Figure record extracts

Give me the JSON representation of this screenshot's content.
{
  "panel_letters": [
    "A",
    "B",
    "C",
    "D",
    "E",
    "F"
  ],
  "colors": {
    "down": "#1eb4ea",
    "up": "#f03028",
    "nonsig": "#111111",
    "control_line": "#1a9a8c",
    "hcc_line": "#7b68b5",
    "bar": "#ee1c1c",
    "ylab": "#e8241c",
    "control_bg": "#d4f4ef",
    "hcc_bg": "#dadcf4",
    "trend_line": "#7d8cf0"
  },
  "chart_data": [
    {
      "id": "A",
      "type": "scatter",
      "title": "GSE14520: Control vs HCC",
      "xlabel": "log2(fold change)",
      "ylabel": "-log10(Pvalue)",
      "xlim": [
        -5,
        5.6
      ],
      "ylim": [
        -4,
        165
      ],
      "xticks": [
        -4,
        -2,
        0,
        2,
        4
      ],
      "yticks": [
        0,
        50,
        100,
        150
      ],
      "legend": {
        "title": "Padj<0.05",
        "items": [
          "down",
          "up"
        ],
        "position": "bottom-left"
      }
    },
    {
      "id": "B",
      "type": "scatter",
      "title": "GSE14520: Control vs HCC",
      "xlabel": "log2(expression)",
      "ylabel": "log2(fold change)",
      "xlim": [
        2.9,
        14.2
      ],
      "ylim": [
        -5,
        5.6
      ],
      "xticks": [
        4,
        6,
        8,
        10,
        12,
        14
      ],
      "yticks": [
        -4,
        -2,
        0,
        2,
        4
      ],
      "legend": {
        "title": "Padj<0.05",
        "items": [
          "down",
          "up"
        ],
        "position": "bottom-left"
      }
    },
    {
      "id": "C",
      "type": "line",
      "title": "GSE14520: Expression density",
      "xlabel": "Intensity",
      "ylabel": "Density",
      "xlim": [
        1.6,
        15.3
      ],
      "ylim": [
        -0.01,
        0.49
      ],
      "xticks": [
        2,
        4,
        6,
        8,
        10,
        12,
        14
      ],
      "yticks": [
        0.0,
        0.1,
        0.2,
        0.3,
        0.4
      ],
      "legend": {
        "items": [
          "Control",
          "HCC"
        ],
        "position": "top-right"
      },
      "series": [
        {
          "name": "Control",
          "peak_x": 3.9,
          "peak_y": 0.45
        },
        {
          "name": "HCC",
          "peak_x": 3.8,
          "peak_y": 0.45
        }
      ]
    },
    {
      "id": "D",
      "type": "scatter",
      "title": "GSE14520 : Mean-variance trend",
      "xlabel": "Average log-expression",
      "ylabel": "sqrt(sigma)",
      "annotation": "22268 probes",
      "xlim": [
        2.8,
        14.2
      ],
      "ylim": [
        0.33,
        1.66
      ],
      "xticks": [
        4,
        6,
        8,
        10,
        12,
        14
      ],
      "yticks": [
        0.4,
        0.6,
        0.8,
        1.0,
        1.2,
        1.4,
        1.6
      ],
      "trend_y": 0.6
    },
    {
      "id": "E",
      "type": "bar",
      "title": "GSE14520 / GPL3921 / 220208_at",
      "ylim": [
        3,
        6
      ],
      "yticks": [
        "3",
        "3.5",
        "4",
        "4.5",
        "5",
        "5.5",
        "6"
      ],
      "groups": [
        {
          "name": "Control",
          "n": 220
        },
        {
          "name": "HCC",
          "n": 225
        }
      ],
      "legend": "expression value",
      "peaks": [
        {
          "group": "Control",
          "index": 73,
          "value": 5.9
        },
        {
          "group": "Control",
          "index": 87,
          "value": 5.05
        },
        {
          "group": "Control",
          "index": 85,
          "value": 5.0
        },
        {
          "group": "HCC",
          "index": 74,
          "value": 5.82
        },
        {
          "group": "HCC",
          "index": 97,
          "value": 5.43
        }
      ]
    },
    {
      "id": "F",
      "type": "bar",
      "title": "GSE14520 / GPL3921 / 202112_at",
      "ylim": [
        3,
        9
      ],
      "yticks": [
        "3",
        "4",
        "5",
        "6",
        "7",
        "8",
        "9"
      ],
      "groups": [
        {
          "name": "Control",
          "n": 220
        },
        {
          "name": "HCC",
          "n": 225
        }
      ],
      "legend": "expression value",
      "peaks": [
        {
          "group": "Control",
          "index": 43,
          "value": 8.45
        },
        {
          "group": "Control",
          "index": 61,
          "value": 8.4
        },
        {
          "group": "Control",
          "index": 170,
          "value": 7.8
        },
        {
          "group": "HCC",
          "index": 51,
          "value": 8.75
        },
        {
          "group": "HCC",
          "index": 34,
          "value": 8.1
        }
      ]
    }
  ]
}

◆ STATED EXERCISE: From the records above, extract every line exactly as it stands.

◆ THE RESPONSE:
Give me the JSON representation of this screenshot's content.
{
  "panel_letters": [
    "A",
    "B",
    "C",
    "D",
    "E",
    "F"
  ],
  "colors": {
    "down": "#1eb4ea",
    "up": "#f03028",
    "nonsig": "#111111",
    "control_line": "#1a9a8c",
    "hcc_line": "#7b68b5",
    "bar": "#ee1c1c",
    "ylab": "#e8241c",
    "control_bg": "#d4f4ef",
    "hcc_bg": "#dadcf4",
    "trend_line": "#7d8cf0"
  },
  "chart_data": [
    {
      "id": "A",
      "type": "scatter",
      "title": "GSE14520: Control vs HCC",
      "xlabel": "log2(fold change)",
      "ylabel": "-log10(Pvalue)",
      "xlim": [
        -5,
        5.6
      ],
      "ylim": [
        -4,
        165
      ],
      "xticks": [
        -4,
        -2,
        0,
        2,
        4
      ],
      "yticks": [
        0,
        50,
        100,
        150
      ],
      "legend": {
        "title": "Padj<0.05",
        "items": [
          "down",
          "up"
        ],
        "position": "bottom-left"
      }
    },
    {
      "id": "B",
      "type": "scatter",
      "title": "GSE14520: Control vs HCC",
      "xlabel": "log2(expression)",
      "ylabel": "log2(fold change)",
      "xlim": [
        2.9,
        14.2
      ],
      "ylim": [
        -5,
        5.6
      ],
      "xticks": [
        4,
        6,
        8,
        10,
        12,
        14
      ],
      "yticks": [
        -4,
        -2,
        0,
        2,
        4
      ],
      "legend": {
        "title": "Padj<0.05",
        "items": [
          "down",
          "up"
        ],
        "position": "bottom-left"
      }
    },
    {
      "id": "C",
      "type": "line",
      "title": "GSE14520: Expression density",
      "xlabel": "Intensity",
      "ylabel": "Density",
      "xlim": [
        1.6,
        15.3
      ],
      "ylim": [
        -0.01,
        0.49
      ],
      "xticks": [
        2,
        4,
        6,
        8,
        10,
        12,
        14
      ],
      "yticks": [
        0.0,
        0.1,
        0.2,
        0.3,
        0.4
      ],
      "legend": {
        "items": [
          "Control",
          "HCC"
        ],
        "position": "top-right"
      },
      "series": [
        {
          "name": "Control",
          "peak_x": 3.9,
          "peak_y": 0.45
        },
        {
          "name": "HCC",
          "peak_x": 3.8,
          "peak_y": 0.45
        }
      ]
    },
    {
      "id": "D",
      "type": "scatter",
      "title": "GSE14520 : Mean-variance trend",
      "xlabel": "Average log-expression",
      "ylabel": "sqrt(sigma)",
      "annotation": "22268 probes",
      "xlim": [
        2.8,
        14.2
      ],
      "ylim": [
        0.33,
        1.66
      ],
      "xticks": [
        4,
        6,
        8,
        10,
        12,
        14
      ],
      "yticks": [
        0.4,
        0.6,
        0.8,
        1.0,
        1.2,
        1.4,
        1.6
      ],
      "trend_y": 0.6
    },
    {
      "id": "E",
      "type": "bar",
      "title": "GSE14520 / GPL3921 / 220208_at",
      "ylim": [
        3,
        6
      ],
      "yticks": [
        "3",
        "3.5",
        "4",
        "4.5",
        "5",
        "5.5",
        "6"
      ],
      "groups": [
        {
          "name": "Control",
          "n": 220
        },
        {
          "name": "HCC",
          "n": 225
        }
      ],
      "legend": "expression value",
      "peaks": [
        {
          "group": "Control",
          "index": 73,
          "value": 5.9
        },
        {
          "group": "Control",
          "index": 87,
          "value": 5.05
        },
        {
          "group": "Control",
          "index": 85,
          "value": 5.0
        },
        {
          "group": "HCC",
          "index": 74,
          "value": 5.82
        },
        {
          "group": "HCC",
          "index": 97,
          "value": 5.43
        }
      ]
    },
    {
      "id": "F",
      "type": "bar",
      "title": "GSE14520 / GPL3921 / 202112_at",
      "ylim": [
        3,
        9
      ],
      "yticks": [
        "3",
        "4",
        "5",
        "6",
        "7",
        "8",
        "9"
      ],
      "groups": [
        {
          "name": "Control",
          "n": 220
        },
        {
          "name": "HCC",
          "n": 225
        }
      ],
      "legend": "expression value",
      "peaks": [
        {
          "group": "Control",
          "index": 43,
          "value": 8.45
        },
        {
          "group": "Control",
          "index": 61,
          "value": 8.4
        },
        {
          "group": "Control",
          "index": 170,
          "value": 7.8
        },
        {
          "group": "HCC",
          "index": 51,
          "value": 8.75
        },
        {
          "group": "HCC",
          "index": 34,
          "value": 8.1
        }
      ]
    }
  ]
}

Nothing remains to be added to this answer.